WHAT YOU NEED TO DO = Can you write out all of the material below, word for word?

-- Start DATASET RECORDS --

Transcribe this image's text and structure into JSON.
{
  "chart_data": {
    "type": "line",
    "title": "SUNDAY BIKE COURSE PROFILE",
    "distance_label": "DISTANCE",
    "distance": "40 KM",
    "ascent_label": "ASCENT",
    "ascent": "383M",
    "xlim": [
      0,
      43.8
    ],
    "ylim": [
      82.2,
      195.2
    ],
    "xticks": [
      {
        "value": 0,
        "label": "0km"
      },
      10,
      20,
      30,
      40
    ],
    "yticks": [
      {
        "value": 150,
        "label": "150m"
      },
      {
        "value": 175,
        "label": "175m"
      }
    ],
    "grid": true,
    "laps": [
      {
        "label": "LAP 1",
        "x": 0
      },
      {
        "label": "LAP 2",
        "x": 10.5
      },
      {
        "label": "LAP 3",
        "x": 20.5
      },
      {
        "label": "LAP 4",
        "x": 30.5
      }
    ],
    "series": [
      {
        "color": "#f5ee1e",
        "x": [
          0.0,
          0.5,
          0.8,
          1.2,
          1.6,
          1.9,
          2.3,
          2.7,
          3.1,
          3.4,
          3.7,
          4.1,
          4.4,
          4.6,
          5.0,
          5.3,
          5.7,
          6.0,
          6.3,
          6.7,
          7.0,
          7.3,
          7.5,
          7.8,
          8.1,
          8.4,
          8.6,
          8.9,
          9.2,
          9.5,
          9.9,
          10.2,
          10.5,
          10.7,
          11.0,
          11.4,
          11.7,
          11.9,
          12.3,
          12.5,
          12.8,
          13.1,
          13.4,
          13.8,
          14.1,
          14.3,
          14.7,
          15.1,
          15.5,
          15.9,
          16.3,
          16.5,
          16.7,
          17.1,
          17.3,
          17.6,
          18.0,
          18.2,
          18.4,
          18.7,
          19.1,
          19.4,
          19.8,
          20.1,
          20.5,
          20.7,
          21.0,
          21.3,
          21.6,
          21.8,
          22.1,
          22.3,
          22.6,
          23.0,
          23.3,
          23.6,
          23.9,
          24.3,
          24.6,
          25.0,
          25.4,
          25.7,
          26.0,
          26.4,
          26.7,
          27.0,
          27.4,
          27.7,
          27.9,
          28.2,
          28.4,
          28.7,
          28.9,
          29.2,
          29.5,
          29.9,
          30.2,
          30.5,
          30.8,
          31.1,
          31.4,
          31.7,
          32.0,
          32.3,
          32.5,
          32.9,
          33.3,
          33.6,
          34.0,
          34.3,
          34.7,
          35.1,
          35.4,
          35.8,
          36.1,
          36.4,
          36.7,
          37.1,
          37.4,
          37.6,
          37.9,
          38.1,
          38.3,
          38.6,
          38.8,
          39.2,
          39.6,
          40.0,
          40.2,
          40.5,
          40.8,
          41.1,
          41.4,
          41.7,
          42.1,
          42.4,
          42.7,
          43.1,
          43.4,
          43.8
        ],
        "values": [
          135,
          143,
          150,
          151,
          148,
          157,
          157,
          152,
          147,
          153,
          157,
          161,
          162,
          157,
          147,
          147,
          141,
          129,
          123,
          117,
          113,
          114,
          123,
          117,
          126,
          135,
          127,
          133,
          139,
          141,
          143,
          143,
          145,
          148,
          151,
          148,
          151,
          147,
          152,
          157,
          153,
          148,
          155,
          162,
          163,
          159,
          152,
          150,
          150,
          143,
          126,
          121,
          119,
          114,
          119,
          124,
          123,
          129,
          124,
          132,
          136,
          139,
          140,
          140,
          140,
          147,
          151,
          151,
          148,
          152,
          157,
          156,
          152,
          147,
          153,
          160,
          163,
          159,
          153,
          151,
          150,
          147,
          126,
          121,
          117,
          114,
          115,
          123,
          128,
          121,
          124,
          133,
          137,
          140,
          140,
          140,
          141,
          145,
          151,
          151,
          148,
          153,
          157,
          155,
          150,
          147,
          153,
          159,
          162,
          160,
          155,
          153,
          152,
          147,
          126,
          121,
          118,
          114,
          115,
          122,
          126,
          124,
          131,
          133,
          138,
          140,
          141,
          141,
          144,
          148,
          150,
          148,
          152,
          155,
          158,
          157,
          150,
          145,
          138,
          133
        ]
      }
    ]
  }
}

-- End DATASET RECORDS --

TASK OUTPUT =
Transcribe this image's text and structure into JSON.
{
  "chart_data": {
    "type": "line",
    "title": "SUNDAY BIKE COURSE PROFILE",
    "distance_label": "DISTANCE",
    "distance": "40 KM",
    "ascent_label": "ASCENT",
    "ascent": "383M",
    "xlim": [
      0,
      43.8
    ],
    "ylim": [
      82.2,
      195.2
    ],
    "xticks": [
      {
        "value": 0,
        "label": "0km"
      },
      10,
      20,
      30,
      40
    ],
    "yticks": [
      {
        "value": 150,
        "label": "150m"
      },
      {
        "value": 175,
        "label": "175m"
      }
    ],
    "grid": true,
    "laps": [
      {
        "label": "LAP 1",
        "x": 0
      },
      {
        "label": "LAP 2",
        "x": 10.5
      },
      {
        "label": "LAP 3",
        "x": 20.5
      },
      {
        "label": "LAP 4",
        "x": 30.5
      }
    ],
    "series": [
      {
        "color": "#f5ee1e",
        "x": [
          0.0,
          0.5,
          0.8,
          1.2,
          1.6,
          1.9,
          2.3,
          2.7,
          3.1,
          3.4,
          3.7,
          4.1,
          4.4,
          4.6,
          5.0,
          5.3,
          5.7,
          6.0,
          6.3,
          6.7,
          7.0,
          7.3,
          7.5,
          7.8,
          8.1,
          8.4,
          8.6,
          8.9,
          9.2,
          9.5,
          9.9,
          10.2,
          10.5,
          10.7,
          11.0,
          11.4,
          11.7,
          11.9,
          12.3,
          12.5,
          12.8,
          13.1,
          13.4,
          13.8,
          14.1,
          14.3,
          14.7,
          15.1,
          15.5,
          15.9,
          16.3,
          16.5,
          16.7,
          17.1,
          17.3,
          17.6,
          18.0,
          18.2,
          18.4,
          18.7,
          19.1,
          19.4,
          19.8,
          20.1,
          20.5,
          20.7,
          21.0,
          21.3,
          21.6,
          21.8,
          22.1,
          22.3,
          22.6,
          23.0,
          23.3,
          23.6,
          23.9,
          24.3,
          24.6,
          25.0,
          25.4,
          25.7,
          26.0,
          26.4,
          26.7,
          27.0,
          27.4,
          27.7,
          27.9,
          28.2,
          28.4,
          28.7,
          28.9,
          29.2,
          29.5,
          29.9,
          30.2,
          30.5,
          30.8,
          31.1,
          31.4,
          31.7,
          32.0,
          32.3,
          32.5,
          32.9,
          33.3,
          33.6,
          34.0,
          34.3,
          34.7,
          35.1,
          35.4,
          35.8,
          36.1,
          36.4,
          36.7,
          37.1,
          37.4,
          37.6,
          37.9,
          38.1,
          38.3,
          38.6,
          38.8,
          39.2,
          39.6,
          40.0,
          40.2,
          40.5,
          40.8,
          41.1,
          41.4,
          41.7,
          42.1,
          42.4,
          42.7,
          43.1,
          43.4,
          43.8
        ],
        "values": [
          135,
          143,
          150,
          151,
          148,
          157,
          157,
          152,
          147,
          153,
          157,
          161,
          162,
          157,
          147,
          147,
          141,
          129,
          123,
          117,
          113,
          114,
          123,
          117,
          126,
          135,
          127,
          133,
          139,
          141,
          143,
          143,
          145,
          148,
          151,
          148,
          151,
          147,
          152,
          157,
          153,
          148,
          155,
          162,
          163,
          159,
          152,
          150,
          150,
          143,
          126,
          121,
          119,
          114,
          119,
          124,
          123,
          129,
          124,
          132,
          136,
          139,
          140,
          140,
          140,
          147,
          151,
          151,
          148,
          152,
          157,
          156,
          152,
          147,
          153,
          160,
          163,
          159,
          153,
          151,
          150,
          147,
          126,
          121,
          117,
          114,
          115,
          123,
          128,
          121,
          124,
          133,
          137,
          140,
          140,
          140,
          141,
          145,
          151,
          151,
          148,
          153,
          157,
          155,
          150,
          147,
          153,
          159,
          162,
          160,
          155,
          153,
          152,
          147,
          126,
          121,
          118,
          114,
          115,
          122,
          126,
          124,
          131,
          133,
          138,
          140,
          141,
          141,
          144,
          148,
          150,
          148,
          152,
          155,
          158,
          157,
          150,
          145,
          138,
          133
        ]
      }
    ]
  }
}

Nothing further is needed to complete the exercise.